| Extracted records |
# # # # #

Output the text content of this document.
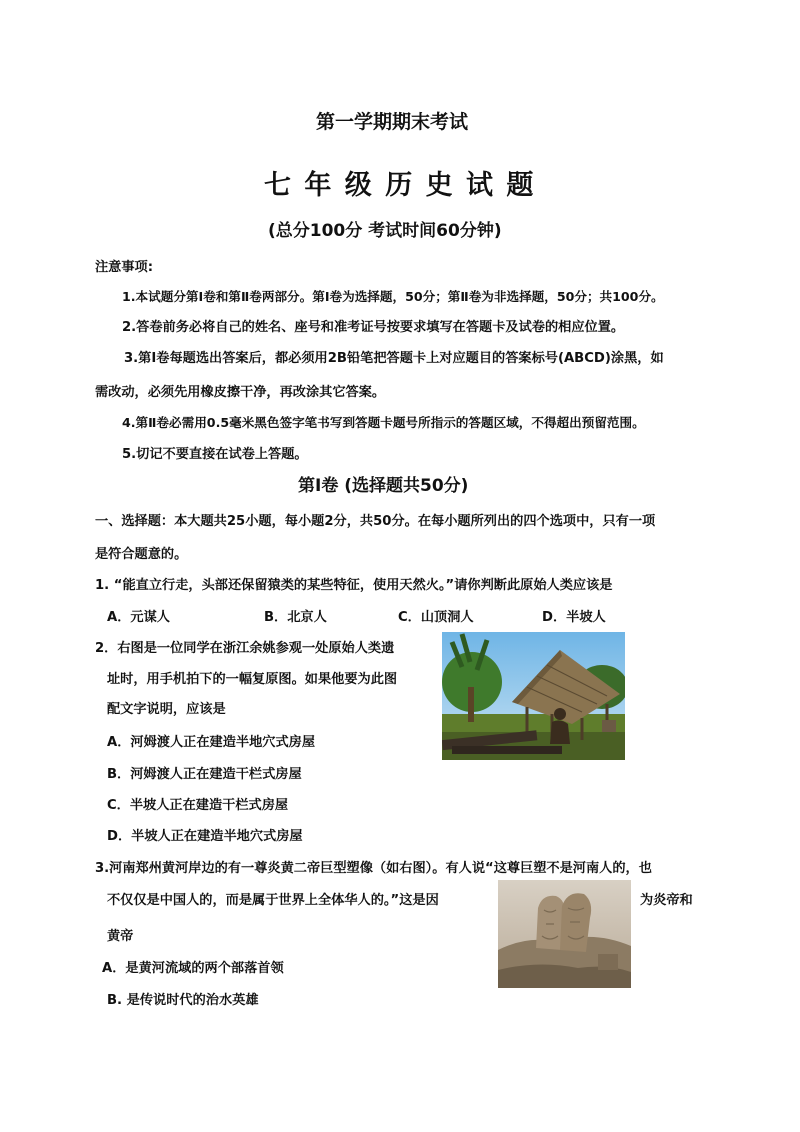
第一学期期末考试
七 年 级 历 史 试 题
(总分100分 考试时间60分钟)
注意事项:
1.本试题分第Ⅰ卷和第Ⅱ卷两部分。第Ⅰ卷为选择题，50分；第Ⅱ卷为非选择题，50分；共100分。
2.答卷前务必将自己的姓名、座号和准考证号按要求填写在答题卡及试卷的相应位置。
3.第Ⅰ卷每题选出答案后，都必须用2B铅笔把答题卡上对应题目的答案标号(ABCD)涂黑，如
需改动，必须先用橡皮擦干净，再改涂其它答案。
4.第Ⅱ卷必需用0.5毫米黑色签字笔书写到答题卡题号所指示的答题区域，不得超出预留范围。
5.切记不要直接在试卷上答题。
第Ⅰ卷 (选择题共50分)
一、选择题：本大题共25小题，每小题2分，共50分。在每小题所列出的四个选项中，只有一项
是符合题意的。
1. “能直立行走，头部还保留猿类的某些特征，使用天然火。”请你判断此原始人类应该是
A．元谋人	B．北京人	C．山顶洞人	D．半坡人
2．右图是一位同学在浙江余姚参观一处原始人类遗
址时，用手机拍下的一幅复原图。如果他要为此图
配文字说明，应该是
A．河姆渡人正在建造半地穴式房屋
B．河姆渡人正在建造干栏式房屋
C．半坡人正在建造干栏式房屋
D．半坡人正在建造半地穴式房屋
3.河南郑州黄河岸边的有一尊炎黄二帝巨型塑像（如右图）。有人说“这尊巨塑不是河南人的，也
不仅仅是中国人的，而是属于世界上全体华人的。”这是因	为炎帝和
黄帝
A．是黄河流域的两个部落首领
B. 是传说时代的治水英雄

# # # # #

| STATED TASK |
Leave out the pictures and output the rest of the material exactly as written.

| FULL OUTPUT |
Output the text content of this document.
第一学期期末考试
七 年 级 历 史 试 题
(总分100分 考试时间60分钟)
注意事项:
1.本试题分第Ⅰ卷和第Ⅱ卷两部分。第Ⅰ卷为选择题，50分；第Ⅱ卷为非选择题，50分；共100分。
2.答卷前务必将自己的姓名、座号和准考证号按要求填写在答题卡及试卷的相应位置。
3.第Ⅰ卷每题选出答案后，都必须用2B铅笔把答题卡上对应题目的答案标号(ABCD)涂黑，如
需改动，必须先用橡皮擦干净，再改涂其它答案。
4.第Ⅱ卷必需用0.5毫米黑色签字笔书写到答题卡题号所指示的答题区域，不得超出预留范围。
5.切记不要直接在试卷上答题。
第Ⅰ卷 (选择题共50分)
一、选择题：本大题共25小题，每小题2分，共50分。在每小题所列出的四个选项中，只有一项
是符合题意的。
1. “能直立行走，头部还保留猿类的某些特征，使用天然火。”请你判断此原始人类应该是
A．元谋人	B．北京人	C．山顶洞人	D．半坡人
2．右图是一位同学在浙江余姚参观一处原始人类遗
址时，用手机拍下的一幅复原图。如果他要为此图
配文字说明，应该是
A．河姆渡人正在建造半地穴式房屋
B．河姆渡人正在建造干栏式房屋
C．半坡人正在建造干栏式房屋
D．半坡人正在建造半地穴式房屋
3.河南郑州黄河岸边的有一尊炎黄二帝巨型塑像（如右图）。有人说“这尊巨塑不是河南人的，也
不仅仅是中国人的，而是属于世界上全体华人的。”这是因	为炎帝和
黄帝
A．是黄河流域的两个部落首领
B. 是传说时代的治水英雄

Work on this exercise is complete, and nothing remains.